§ **Your task**
Give back all the data exactly, line by line.

§ **Dataset records**
****************************************
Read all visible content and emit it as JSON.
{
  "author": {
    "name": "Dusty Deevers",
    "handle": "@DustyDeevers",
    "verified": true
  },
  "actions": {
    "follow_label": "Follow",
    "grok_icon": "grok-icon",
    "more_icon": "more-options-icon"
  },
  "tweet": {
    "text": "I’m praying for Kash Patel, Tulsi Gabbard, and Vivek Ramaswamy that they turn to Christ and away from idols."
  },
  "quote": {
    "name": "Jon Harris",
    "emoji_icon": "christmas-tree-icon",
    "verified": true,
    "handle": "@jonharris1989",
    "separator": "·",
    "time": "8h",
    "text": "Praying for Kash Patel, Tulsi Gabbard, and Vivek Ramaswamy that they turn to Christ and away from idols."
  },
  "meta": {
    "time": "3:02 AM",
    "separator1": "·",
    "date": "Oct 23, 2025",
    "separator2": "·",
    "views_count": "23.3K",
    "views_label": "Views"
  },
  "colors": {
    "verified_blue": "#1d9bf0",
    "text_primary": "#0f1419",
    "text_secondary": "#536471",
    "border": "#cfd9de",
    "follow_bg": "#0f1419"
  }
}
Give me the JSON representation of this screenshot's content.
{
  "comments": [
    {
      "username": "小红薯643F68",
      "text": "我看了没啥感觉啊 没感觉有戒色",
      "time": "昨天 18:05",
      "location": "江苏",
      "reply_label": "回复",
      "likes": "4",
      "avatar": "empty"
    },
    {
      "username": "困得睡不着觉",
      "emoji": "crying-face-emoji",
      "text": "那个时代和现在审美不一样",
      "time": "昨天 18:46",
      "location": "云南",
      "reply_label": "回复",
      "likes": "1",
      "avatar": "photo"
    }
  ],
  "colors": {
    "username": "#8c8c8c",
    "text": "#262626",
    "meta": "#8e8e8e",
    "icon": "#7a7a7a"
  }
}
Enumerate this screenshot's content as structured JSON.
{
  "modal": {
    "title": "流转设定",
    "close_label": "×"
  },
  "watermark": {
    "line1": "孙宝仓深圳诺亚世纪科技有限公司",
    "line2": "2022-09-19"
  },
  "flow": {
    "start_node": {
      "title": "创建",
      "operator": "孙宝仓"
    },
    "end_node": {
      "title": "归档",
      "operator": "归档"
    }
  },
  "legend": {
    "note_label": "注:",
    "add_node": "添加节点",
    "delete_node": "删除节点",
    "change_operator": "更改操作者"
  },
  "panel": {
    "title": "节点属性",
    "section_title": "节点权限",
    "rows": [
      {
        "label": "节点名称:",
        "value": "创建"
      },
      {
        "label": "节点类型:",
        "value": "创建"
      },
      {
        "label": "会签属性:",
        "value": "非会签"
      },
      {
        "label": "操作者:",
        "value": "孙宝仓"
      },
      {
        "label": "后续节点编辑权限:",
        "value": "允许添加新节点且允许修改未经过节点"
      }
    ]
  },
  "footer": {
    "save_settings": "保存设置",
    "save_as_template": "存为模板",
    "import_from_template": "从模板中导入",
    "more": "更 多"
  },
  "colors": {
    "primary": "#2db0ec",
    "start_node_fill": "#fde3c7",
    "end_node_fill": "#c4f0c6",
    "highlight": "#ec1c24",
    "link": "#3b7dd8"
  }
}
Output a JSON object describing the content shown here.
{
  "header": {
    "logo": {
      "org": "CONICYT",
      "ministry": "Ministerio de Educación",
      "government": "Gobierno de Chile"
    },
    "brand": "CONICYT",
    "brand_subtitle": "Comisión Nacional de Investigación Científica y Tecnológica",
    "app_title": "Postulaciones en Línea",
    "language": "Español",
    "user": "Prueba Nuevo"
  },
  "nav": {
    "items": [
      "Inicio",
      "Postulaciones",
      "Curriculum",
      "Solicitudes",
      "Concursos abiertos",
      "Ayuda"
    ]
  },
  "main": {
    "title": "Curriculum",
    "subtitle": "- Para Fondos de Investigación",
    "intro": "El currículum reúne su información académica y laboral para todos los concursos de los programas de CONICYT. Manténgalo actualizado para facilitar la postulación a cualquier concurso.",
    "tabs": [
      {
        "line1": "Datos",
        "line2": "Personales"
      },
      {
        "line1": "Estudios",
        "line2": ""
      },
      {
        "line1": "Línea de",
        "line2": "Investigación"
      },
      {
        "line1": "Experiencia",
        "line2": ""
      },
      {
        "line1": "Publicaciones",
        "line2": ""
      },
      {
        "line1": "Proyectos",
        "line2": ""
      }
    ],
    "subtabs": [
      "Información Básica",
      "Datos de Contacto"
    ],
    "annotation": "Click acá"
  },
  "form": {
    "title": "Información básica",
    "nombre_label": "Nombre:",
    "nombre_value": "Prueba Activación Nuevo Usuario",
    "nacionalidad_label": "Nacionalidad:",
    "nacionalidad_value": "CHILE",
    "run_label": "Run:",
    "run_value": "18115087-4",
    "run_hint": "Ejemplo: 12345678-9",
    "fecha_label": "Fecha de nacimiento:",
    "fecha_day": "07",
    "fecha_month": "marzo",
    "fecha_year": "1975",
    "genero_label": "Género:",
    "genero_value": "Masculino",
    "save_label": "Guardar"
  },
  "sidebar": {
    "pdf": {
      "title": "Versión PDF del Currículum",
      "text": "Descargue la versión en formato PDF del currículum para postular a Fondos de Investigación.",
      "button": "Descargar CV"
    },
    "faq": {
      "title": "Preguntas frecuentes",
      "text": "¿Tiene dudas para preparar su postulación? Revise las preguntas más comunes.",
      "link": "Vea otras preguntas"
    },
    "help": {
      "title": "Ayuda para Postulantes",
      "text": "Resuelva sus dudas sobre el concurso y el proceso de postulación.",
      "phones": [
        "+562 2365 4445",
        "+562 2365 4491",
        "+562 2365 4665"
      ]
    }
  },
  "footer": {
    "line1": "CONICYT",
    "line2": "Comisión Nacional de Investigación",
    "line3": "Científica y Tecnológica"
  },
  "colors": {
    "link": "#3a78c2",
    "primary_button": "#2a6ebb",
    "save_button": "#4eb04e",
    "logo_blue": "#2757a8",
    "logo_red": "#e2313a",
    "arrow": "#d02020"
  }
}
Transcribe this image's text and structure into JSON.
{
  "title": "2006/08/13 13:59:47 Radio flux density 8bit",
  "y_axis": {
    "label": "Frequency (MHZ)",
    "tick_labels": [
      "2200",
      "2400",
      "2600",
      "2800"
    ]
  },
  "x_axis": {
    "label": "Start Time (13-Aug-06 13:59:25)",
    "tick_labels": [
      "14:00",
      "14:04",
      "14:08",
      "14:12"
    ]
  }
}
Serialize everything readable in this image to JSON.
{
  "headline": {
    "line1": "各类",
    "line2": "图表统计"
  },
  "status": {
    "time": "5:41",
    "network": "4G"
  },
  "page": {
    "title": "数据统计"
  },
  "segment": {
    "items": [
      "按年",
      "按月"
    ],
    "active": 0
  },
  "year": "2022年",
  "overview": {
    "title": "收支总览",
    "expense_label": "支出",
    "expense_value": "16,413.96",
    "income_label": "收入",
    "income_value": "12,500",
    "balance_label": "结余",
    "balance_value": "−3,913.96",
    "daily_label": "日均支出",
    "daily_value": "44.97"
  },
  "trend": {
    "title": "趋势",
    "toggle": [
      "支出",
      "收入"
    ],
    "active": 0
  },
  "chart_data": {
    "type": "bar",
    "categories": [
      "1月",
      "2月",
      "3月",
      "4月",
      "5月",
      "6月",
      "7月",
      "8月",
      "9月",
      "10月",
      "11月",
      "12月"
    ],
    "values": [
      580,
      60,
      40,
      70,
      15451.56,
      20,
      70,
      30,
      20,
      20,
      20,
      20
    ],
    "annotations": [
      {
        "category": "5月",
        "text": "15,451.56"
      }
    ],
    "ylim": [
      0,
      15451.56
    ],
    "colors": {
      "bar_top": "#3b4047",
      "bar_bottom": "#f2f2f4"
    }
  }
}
****************************************
§ **Reply to the task**
Read all visible content and emit it as JSON.
{
  "author": {
    "name": "Dusty Deevers",
    "handle": "@DustyDeevers",
    "verified": true
  },
  "actions": {
    "follow_label": "Follow",
    "grok_icon": "grok-icon",
    "more_icon": "more-options-icon"
  },
  "tweet": {
    "text": "I’m praying for Kash Patel, Tulsi Gabbard, and Vivek Ramaswamy that they turn to Christ and away from idols."
  },
  "quote": {
    "name": "Jon Harris",
    "emoji_icon": "christmas-tree-icon",
    "verified": true,
    "handle": "@jonharris1989",
    "separator": "·",
    "time": "8h",
    "text": "Praying for Kash Patel, Tulsi Gabbard, and Vivek Ramaswamy that they turn to Christ and away from idols."
  },
  "meta": {
    "time": "3:02 AM",
    "separator1": "·",
    "date": "Oct 23, 2025",
    "separator2": "·",
    "views_count": "23.3K",
    "views_label": "Views"
  },
  "colors": {
    "verified_blue": "#1d9bf0",
    "text_primary": "#0f1419",
    "text_secondary": "#536471",
    "border": "#cfd9de",
    "follow_bg": "#0f1419"
  }
}
Give me the JSON representation of this screenshot's content.
{
  "comments": [
    {
      "username": "小红薯643F68",
      "text": "我看了没啥感觉啊 没感觉有戒色",
      "time": "昨天 18:05",
      "location": "江苏",
      "reply_label": "回复",
      "likes": "4",
      "avatar": "empty"
    },
    {
      "username": "困得睡不着觉",
      "emoji": "crying-face-emoji",
      "text": "那个时代和现在审美不一样",
      "time": "昨天 18:46",
      "location": "云南",
      "reply_label": "回复",
      "likes": "1",
      "avatar": "photo"
    }
  ],
  "colors": {
    "username": "#8c8c8c",
    "text": "#262626",
    "meta": "#8e8e8e",
    "icon": "#7a7a7a"
  }
}
Enumerate this screenshot's content as structured JSON.
{
  "modal": {
    "title": "流转设定",
    "close_label": "×"
  },
  "watermark": {
    "line1": "孙宝仓深圳诺亚世纪科技有限公司",
    "line2": "2022-09-19"
  },
  "flow": {
    "start_node": {
      "title": "创建",
      "operator": "孙宝仓"
    },
    "end_node": {
      "title": "归档",
      "operator": "归档"
    }
  },
  "legend": {
    "note_label": "注:",
    "add_node": "添加节点",
    "delete_node": "删除节点",
    "change_operator": "更改操作者"
  },
  "panel": {
    "title": "节点属性",
    "section_title": "节点权限",
    "rows": [
      {
        "label": "节点名称:",
        "value": "创建"
      },
      {
        "label": "节点类型:",
        "value": "创建"
      },
      {
        "label": "会签属性:",
        "value": "非会签"
      },
      {
        "label": "操作者:",
        "value": "孙宝仓"
      },
      {
        "label": "后续节点编辑权限:",
        "value": "允许添加新节点且允许修改未经过节点"
      }
    ]
  },
  "footer": {
    "save_settings": "保存设置",
    "save_as_template": "存为模板",
    "import_from_template": "从模板中导入",
    "more": "更 多"
  },
  "colors": {
    "primary": "#2db0ec",
    "start_node_fill": "#fde3c7",
    "end_node_fill": "#c4f0c6",
    "highlight": "#ec1c24",
    "link": "#3b7dd8"
  }
}
Output a JSON object describing the content shown here.
{
  "header": {
    "logo": {
      "org": "CONICYT",
      "ministry": "Ministerio de Educación",
      "government": "Gobierno de Chile"
    },
    "brand": "CONICYT",
    "brand_subtitle": "Comisión Nacional de Investigación Científica y Tecnológica",
    "app_title": "Postulaciones en Línea",
    "language": "Español",
    "user": "Prueba Nuevo"
  },
  "nav": {
    "items": [
      "Inicio",
      "Postulaciones",
      "Curriculum",
      "Solicitudes",
      "Concursos abiertos",
      "Ayuda"
    ]
  },
  "main": {
    "title": "Curriculum",
    "subtitle": "- Para Fondos de Investigación",
    "intro": "El currículum reúne su información académica y laboral para todos los concursos de los programas de CONICYT. Manténgalo actualizado para facilitar la postulación a cualquier concurso.",
    "tabs": [
      {
        "line1": "Datos",
        "line2": "Personales"
      },
      {
        "line1": "Estudios",
        "line2": ""
      },
      {
        "line1": "Línea de",
        "line2": "Investigación"
      },
      {
        "line1": "Experiencia",
        "line2": ""
      },
      {
        "line1": "Publicaciones",
        "line2": ""
      },
      {
        "line1": "Proyectos",
        "line2": ""
      }
    ],
    "subtabs": [
      "Información Básica",
      "Datos de Contacto"
    ],
    "annotation": "Click acá"
  },
  "form": {
    "title": "Información básica",
    "nombre_label": "Nombre:",
    "nombre_value": "Prueba Activación Nuevo Usuario",
    "nacionalidad_label": "Nacionalidad:",
    "nacionalidad_value": "CHILE",
    "run_label": "Run:",
    "run_value": "18115087-4",
    "run_hint": "Ejemplo: 12345678-9",
    "fecha_label": "Fecha de nacimiento:",
    "fecha_day": "07",
    "fecha_month": "marzo",
    "fecha_year": "1975",
    "genero_label": "Género:",
    "genero_value": "Masculino",
    "save_label": "Guardar"
  },
  "sidebar": {
    "pdf": {
      "title": "Versión PDF del Currículum",
      "text": "Descargue la versión en formato PDF del currículum para postular a Fondos de Investigación.",
      "button": "Descargar CV"
    },
    "faq": {
      "title": "Preguntas frecuentes",
      "text": "¿Tiene dudas para preparar su postulación? Revise las preguntas más comunes.",
      "link": "Vea otras preguntas"
    },
    "help": {
      "title": "Ayuda para Postulantes",
      "text": "Resuelva sus dudas sobre el concurso y el proceso de postulación.",
      "phones": [
        "+562 2365 4445",
        "+562 2365 4491",
        "+562 2365 4665"
      ]
    }
  },
  "footer": {
    "line1": "CONICYT",
    "line2": "Comisión Nacional de Investigación",
    "line3": "Científica y Tecnológica"
  },
  "colors": {
    "link": "#3a78c2",
    "primary_button": "#2a6ebb",
    "save_button": "#4eb04e",
    "logo_blue": "#2757a8",
    "logo_red": "#e2313a",
    "arrow": "#d02020"
  }
}
Transcribe this image's text and structure into JSON.
{
  "title": "2006/08/13 13:59:47 Radio flux density 8bit",
  "y_axis": {
    "label": "Frequency (MHZ)",
    "tick_labels": [
      "2200",
      "2400",
      "2600",
      "2800"
    ]
  },
  "x_axis": {
    "label": "Start Time (13-Aug-06 13:59:25)",
    "tick_labels": [
      "14:00",
      "14:04",
      "14:08",
      "14:12"
    ]
  }
}
Serialize everything readable in this image to JSON.
{
  "headline": {
    "line1": "各类",
    "line2": "图表统计"
  },
  "status": {
    "time": "5:41",
    "network": "4G"
  },
  "page": {
    "title": "数据统计"
  },
  "segment": {
    "items": [
      "按年",
      "按月"
    ],
    "active": 0
  },
  "year": "2022年",
  "overview": {
    "title": "收支总览",
    "expense_label": "支出",
    "expense_value": "16,413.96",
    "income_label": "收入",
    "income_value": "12,500",
    "balance_label": "结余",
    "balance_value": "−3,913.96",
    "daily_label": "日均支出",
    "daily_value": "44.97"
  },
  "trend": {
    "title": "趋势",
    "toggle": [
      "支出",
      "收入"
    ],
    "active": 0
  },
  "chart_data": {
    "type": "bar",
    "categories": [
      "1月",
      "2月",
      "3月",
      "4月",
      "5月",
      "6月",
      "7月",
      "8月",
      "9月",
      "10月",
      "11月",
      "12月"
    ],
    "values": [
      580,
      60,
      40,
      70,
      15451.56,
      20,
      70,
      30,
      20,
      20,
      20,
      20
    ],
    "annotations": [
      {
        "category": "5月",
        "text": "15,451.56"
      }
    ],
    "ylim": [
      0,
      15451.56
    ],
    "colors": {
      "bar_top": "#3b4047",
      "bar_bottom": "#f2f2f4"
    }
  }
}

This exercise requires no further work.